(Extracted records)
** start **

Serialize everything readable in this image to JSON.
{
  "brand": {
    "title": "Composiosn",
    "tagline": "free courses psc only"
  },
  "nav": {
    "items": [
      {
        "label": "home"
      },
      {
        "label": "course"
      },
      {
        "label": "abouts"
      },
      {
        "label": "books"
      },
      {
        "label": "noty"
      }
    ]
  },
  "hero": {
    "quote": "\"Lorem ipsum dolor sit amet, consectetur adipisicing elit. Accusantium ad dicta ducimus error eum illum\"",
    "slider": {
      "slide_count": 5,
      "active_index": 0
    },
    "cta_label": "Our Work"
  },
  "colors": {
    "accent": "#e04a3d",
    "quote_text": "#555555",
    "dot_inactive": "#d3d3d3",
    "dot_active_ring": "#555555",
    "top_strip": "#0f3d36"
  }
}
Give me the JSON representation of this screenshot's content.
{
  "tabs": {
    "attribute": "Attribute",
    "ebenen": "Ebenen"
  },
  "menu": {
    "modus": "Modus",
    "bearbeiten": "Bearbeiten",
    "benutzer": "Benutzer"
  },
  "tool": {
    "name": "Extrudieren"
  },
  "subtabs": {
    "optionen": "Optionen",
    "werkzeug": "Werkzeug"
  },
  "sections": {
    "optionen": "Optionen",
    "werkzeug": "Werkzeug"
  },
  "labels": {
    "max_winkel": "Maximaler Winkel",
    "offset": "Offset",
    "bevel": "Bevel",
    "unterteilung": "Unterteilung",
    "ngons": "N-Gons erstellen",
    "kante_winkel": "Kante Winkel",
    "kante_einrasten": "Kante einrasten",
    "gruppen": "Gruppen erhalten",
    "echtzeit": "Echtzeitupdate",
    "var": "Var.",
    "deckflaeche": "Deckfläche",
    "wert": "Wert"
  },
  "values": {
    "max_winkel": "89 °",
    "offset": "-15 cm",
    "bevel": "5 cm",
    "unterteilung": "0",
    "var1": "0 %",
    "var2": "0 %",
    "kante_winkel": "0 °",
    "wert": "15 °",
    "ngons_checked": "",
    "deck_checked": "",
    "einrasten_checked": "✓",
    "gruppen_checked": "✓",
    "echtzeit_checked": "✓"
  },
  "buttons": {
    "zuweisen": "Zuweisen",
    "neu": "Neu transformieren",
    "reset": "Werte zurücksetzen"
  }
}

** end **
** start **

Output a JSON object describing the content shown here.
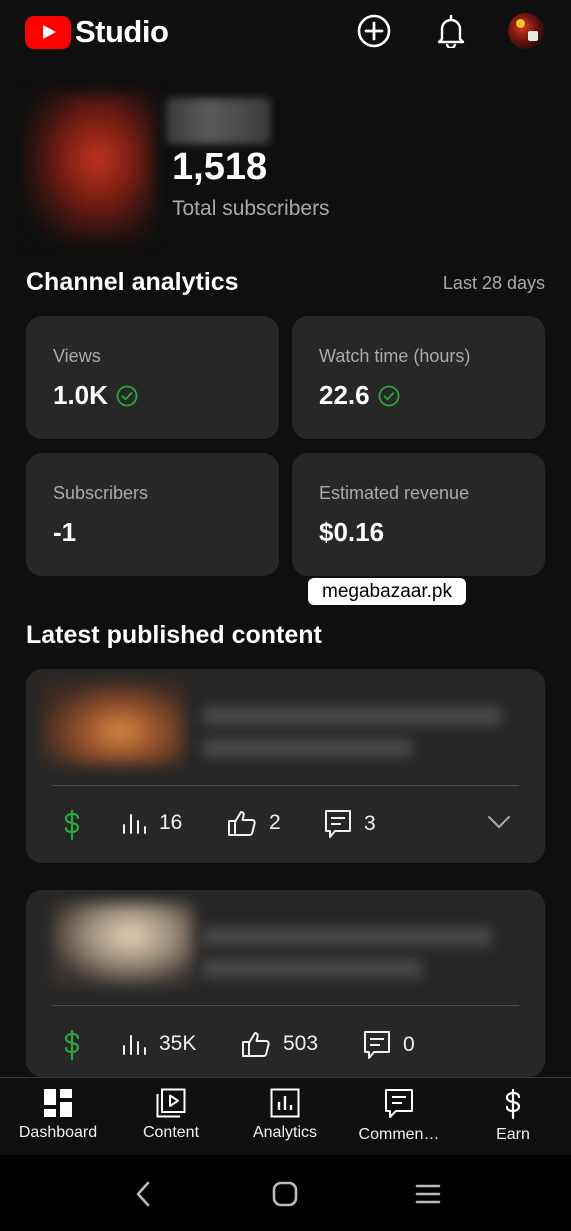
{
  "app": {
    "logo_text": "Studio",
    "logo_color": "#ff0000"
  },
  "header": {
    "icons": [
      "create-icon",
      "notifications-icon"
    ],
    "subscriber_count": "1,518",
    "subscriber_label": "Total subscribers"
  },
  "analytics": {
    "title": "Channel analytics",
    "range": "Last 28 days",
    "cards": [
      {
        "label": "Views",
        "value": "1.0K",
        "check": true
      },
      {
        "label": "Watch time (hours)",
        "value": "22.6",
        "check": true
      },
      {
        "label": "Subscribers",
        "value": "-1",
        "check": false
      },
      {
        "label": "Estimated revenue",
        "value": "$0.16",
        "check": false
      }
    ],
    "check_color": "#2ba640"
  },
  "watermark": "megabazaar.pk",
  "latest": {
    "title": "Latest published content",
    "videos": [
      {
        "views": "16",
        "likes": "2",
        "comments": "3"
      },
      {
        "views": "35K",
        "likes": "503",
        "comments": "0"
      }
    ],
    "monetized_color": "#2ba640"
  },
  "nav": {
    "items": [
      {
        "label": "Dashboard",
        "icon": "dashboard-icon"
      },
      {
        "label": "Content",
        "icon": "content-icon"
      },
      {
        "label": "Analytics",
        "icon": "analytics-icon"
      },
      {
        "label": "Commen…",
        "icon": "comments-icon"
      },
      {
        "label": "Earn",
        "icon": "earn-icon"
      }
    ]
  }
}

** end **

Exercise objective: Show every line that contains the word "this".

Result:
Serialize everything readable in this image to JSON.
Give me the JSON representation of this screenshot's content.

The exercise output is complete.